____ RECORDS TO PROCESS

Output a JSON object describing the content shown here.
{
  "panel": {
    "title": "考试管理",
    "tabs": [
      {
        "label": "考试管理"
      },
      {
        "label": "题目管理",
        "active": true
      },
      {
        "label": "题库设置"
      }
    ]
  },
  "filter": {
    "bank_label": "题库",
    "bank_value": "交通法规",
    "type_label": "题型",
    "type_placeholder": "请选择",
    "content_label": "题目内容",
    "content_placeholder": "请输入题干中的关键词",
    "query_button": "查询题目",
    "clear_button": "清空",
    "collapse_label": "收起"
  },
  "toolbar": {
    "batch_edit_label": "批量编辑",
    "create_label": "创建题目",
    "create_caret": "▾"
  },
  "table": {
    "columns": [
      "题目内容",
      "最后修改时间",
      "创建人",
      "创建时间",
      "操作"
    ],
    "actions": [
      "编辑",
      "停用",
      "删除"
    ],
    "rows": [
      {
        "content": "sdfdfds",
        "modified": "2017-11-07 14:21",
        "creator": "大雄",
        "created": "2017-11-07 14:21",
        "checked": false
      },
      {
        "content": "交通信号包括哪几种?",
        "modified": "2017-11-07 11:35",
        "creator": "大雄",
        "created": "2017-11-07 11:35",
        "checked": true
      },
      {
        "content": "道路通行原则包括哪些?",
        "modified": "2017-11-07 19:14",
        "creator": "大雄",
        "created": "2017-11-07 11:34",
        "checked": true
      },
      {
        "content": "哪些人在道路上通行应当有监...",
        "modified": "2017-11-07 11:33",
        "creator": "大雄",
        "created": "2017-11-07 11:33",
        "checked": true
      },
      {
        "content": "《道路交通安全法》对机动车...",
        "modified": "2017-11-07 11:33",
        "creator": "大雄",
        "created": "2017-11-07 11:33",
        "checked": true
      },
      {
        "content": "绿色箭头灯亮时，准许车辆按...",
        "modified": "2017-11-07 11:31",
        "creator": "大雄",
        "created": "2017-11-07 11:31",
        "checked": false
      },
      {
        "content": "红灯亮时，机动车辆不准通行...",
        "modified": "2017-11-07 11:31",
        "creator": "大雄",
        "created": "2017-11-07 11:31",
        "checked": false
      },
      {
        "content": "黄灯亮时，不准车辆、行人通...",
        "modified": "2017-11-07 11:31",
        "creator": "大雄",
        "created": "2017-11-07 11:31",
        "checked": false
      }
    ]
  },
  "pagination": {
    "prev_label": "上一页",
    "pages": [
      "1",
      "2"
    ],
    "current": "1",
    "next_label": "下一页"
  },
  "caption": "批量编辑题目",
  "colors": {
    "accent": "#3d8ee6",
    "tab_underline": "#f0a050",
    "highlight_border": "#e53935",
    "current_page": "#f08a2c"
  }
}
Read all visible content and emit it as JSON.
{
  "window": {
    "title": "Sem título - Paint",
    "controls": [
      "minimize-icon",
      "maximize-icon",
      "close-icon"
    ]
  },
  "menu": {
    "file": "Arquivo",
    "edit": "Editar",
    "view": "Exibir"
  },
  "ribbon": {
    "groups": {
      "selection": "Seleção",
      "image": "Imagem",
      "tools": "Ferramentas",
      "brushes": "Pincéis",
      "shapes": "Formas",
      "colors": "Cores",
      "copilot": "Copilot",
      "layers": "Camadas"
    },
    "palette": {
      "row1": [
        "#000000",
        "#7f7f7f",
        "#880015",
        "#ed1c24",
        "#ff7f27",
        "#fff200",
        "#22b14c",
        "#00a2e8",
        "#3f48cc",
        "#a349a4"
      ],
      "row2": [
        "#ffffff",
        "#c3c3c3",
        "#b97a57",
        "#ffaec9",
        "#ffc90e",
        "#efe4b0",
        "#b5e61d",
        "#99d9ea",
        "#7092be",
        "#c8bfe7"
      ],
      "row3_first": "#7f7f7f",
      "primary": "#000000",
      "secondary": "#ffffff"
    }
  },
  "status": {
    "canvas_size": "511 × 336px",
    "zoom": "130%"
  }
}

________

» **EXERCISE OBJECTIVE**
What do the records say? Quote them all exactly.

» **SOLUTION FOR THIS TASK**
Output a JSON object describing the content shown here.
{
  "panel": {
    "title": "考试管理",
    "tabs": [
      {
        "label": "考试管理"
      },
      {
        "label": "题目管理",
        "active": true
      },
      {
        "label": "题库设置"
      }
    ]
  },
  "filter": {
    "bank_label": "题库",
    "bank_value": "交通法规",
    "type_label": "题型",
    "type_placeholder": "请选择",
    "content_label": "题目内容",
    "content_placeholder": "请输入题干中的关键词",
    "query_button": "查询题目",
    "clear_button": "清空",
    "collapse_label": "收起"
  },
  "toolbar": {
    "batch_edit_label": "批量编辑",
    "create_label": "创建题目",
    "create_caret": "▾"
  },
  "table": {
    "columns": [
      "题目内容",
      "最后修改时间",
      "创建人",
      "创建时间",
      "操作"
    ],
    "actions": [
      "编辑",
      "停用",
      "删除"
    ],
    "rows": [
      {
        "content": "sdfdfds",
        "modified": "2017-11-07 14:21",
        "creator": "大雄",
        "created": "2017-11-07 14:21",
        "checked": false
      },
      {
        "content": "交通信号包括哪几种?",
        "modified": "2017-11-07 11:35",
        "creator": "大雄",
        "created": "2017-11-07 11:35",
        "checked": true
      },
      {
        "content": "道路通行原则包括哪些?",
        "modified": "2017-11-07 19:14",
        "creator": "大雄",
        "created": "2017-11-07 11:34",
        "checked": true
      },
      {
        "content": "哪些人在道路上通行应当有监...",
        "modified": "2017-11-07 11:33",
        "creator": "大雄",
        "created": "2017-11-07 11:33",
        "checked": true
      },
      {
        "content": "《道路交通安全法》对机动车...",
        "modified": "2017-11-07 11:33",
        "creator": "大雄",
        "created": "2017-11-07 11:33",
        "checked": true
      },
      {
        "content": "绿色箭头灯亮时，准许车辆按...",
        "modified": "2017-11-07 11:31",
        "creator": "大雄",
        "created": "2017-11-07 11:31",
        "checked": false
      },
      {
        "content": "红灯亮时，机动车辆不准通行...",
        "modified": "2017-11-07 11:31",
        "creator": "大雄",
        "created": "2017-11-07 11:31",
        "checked": false
      },
      {
        "content": "黄灯亮时，不准车辆、行人通...",
        "modified": "2017-11-07 11:31",
        "creator": "大雄",
        "created": "2017-11-07 11:31",
        "checked": false
      }
    ]
  },
  "pagination": {
    "prev_label": "上一页",
    "pages": [
      "1",
      "2"
    ],
    "current": "1",
    "next_label": "下一页"
  },
  "caption": "批量编辑题目",
  "colors": {
    "accent": "#3d8ee6",
    "tab_underline": "#f0a050",
    "highlight_border": "#e53935",
    "current_page": "#f08a2c"
  }
}
Read all visible content and emit it as JSON.
{
  "window": {
    "title": "Sem título - Paint",
    "controls": [
      "minimize-icon",
      "maximize-icon",
      "close-icon"
    ]
  },
  "menu": {
    "file": "Arquivo",
    "edit": "Editar",
    "view": "Exibir"
  },
  "ribbon": {
    "groups": {
      "selection": "Seleção",
      "image": "Imagem",
      "tools": "Ferramentas",
      "brushes": "Pincéis",
      "shapes": "Formas",
      "colors": "Cores",
      "copilot": "Copilot",
      "layers": "Camadas"
    },
    "palette": {
      "row1": [
        "#000000",
        "#7f7f7f",
        "#880015",
        "#ed1c24",
        "#ff7f27",
        "#fff200",
        "#22b14c",
        "#00a2e8",
        "#3f48cc",
        "#a349a4"
      ],
      "row2": [
        "#ffffff",
        "#c3c3c3",
        "#b97a57",
        "#ffaec9",
        "#ffc90e",
        "#efe4b0",
        "#b5e61d",
        "#99d9ea",
        "#7092be",
        "#c8bfe7"
      ],
      "row3_first": "#7f7f7f",
      "primary": "#000000",
      "secondary": "#ffffff"
    }
  },
  "status": {
    "canvas_size": "511 × 336px",
    "zoom": "130%"
  }
}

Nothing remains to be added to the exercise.